**Excerpt provided:**
So where am I going next with my hosting?
I’m not sure yet.
I’ve been doing quite a bit research this post is a great breakdown on the best web hosts.
Most of my professional experience has been with sites on AWS or WP Engine.
Way back in the day, we moved the KISSmetrics blog to WP Engine from AWS. We were doing about 700,000 visitors per month then. The switch saved our engineering team a lot of ongoing maintenance and management. Even though WP Engine can be expensive, the time we saved our engineering team was worth every penny.
Our sites at KISSmetrics used this hosting structure:
- Marketing site (kissmetrics.com) = AWS
- Blog (blog.kissmetrics.com) = WP Engine
- App (app.kissmetrics.com) = a bunch of custom stuff and a full DevOps team, that was way above my head
Personally, I liked that structure a lot for a SaaS business. WP Engine made perfect sense for a high traffic blog. And I never found a reason to move our marketing site to WordPress. A SaaS business needs to customize their signup flow anyway so engineers will have to be involved with the site. It’s not like a blog that can be installed with WordPress and then never touched again by the engineering team. I also see an advantage to getting the main marketing pages away from most of the marketing team by not having them easily editable. Once you spend the time to get that stuff right, it doesn’t need regular edits anyway.

**Source information:**

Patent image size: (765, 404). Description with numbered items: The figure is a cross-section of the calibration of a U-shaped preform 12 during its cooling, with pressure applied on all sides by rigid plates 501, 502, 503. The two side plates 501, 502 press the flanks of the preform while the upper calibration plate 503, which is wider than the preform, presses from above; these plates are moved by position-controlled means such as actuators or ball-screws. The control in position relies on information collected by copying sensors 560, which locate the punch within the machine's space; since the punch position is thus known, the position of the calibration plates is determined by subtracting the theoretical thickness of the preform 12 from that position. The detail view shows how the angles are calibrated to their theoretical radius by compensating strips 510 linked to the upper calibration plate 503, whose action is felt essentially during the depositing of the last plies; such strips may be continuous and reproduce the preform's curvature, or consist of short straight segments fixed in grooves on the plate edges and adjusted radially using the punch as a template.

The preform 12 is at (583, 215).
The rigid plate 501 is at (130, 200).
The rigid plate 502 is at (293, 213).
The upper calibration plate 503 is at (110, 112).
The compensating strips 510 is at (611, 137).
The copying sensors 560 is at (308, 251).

**Prompt 1:**
Repeat the web hosting excerpt from "Most of my professional" to "worth every penny.".
**Prompt 2:**
Name each site in the KISSmetrics hosting structure described in the web hosting excerpt, with its web address.
**Prompt 3:**
Write the next part of the web hosting excerpt, picking up after its final sentence.

**Task answer 1:**
Most of my professional experience has been with sites on AWS or WP Engine.
Way back in the day, we moved the KISSmetrics blog to WP Engine from AWS. We were doing about 700,000 visitors per month then. The switch saved our engineering team a lot of ongoing maintenance and management. Even though WP Engine can be expensive, the time we saved our engineering team was worth every penny.

**Task answer 2:**
- Marketing site (kissmetrics.com)
- Blog (blog.kissmetrics.com)
- App (app.kissmetrics.com)

**Task answer 3:**
Then I spent several years at I Will Teach You To Be Rich.
Our main site was on WP Engine by the time I got there. We were also spinning up a few other blogs which ended up on AWS for some reason. That drove me nuts, having blogs on different hosts. Especially for a growing team, it doubles the complexity of every hosting process since folks have to learn multiple methods. Troubleshooting also gets a lot harder.
Thankfully, we ended up getting all our blogs on WP Engine to keep things consistent.
We did have an internal app for our courses that got moved from Rackspace to AWS.
These days, I’m doing a lot of work on Quick Sprout which currently does about 400,000 visits per month.
It’s also on WP Engine.
From all this, I learned a few lessons:
- Blog hosting is definitely one of those items that should be outsourced, don’t try to manage it yourself. The time of your engineers is too valuable to be spent on blog maintenance. I don’t really consider hosting a blog on AWS to be a real option.
- WP Engine is a great choice for high-traffic blogs. I’d make the switch to WP Engine if you’re on track to hit 100,000 visits/month or above.
- WP Engine isn’t perfect, they have a no-man’s land in their pricing structure in the 400,000 to 600,000 visits per month where it actually makes sense to get hit with a bunch of overages instead of upgrading. The jump between the 400,000 visits and the 1 million visits plan is simply too big.
- I have been through several hosting transitions. While they’re a pain, they’re not nearly as bad as switching out a CRM or marketing automation tool. If you’re worried about the scalability of your host, I’d switch right away and get it done with. I never regretted cleaning up web hosts.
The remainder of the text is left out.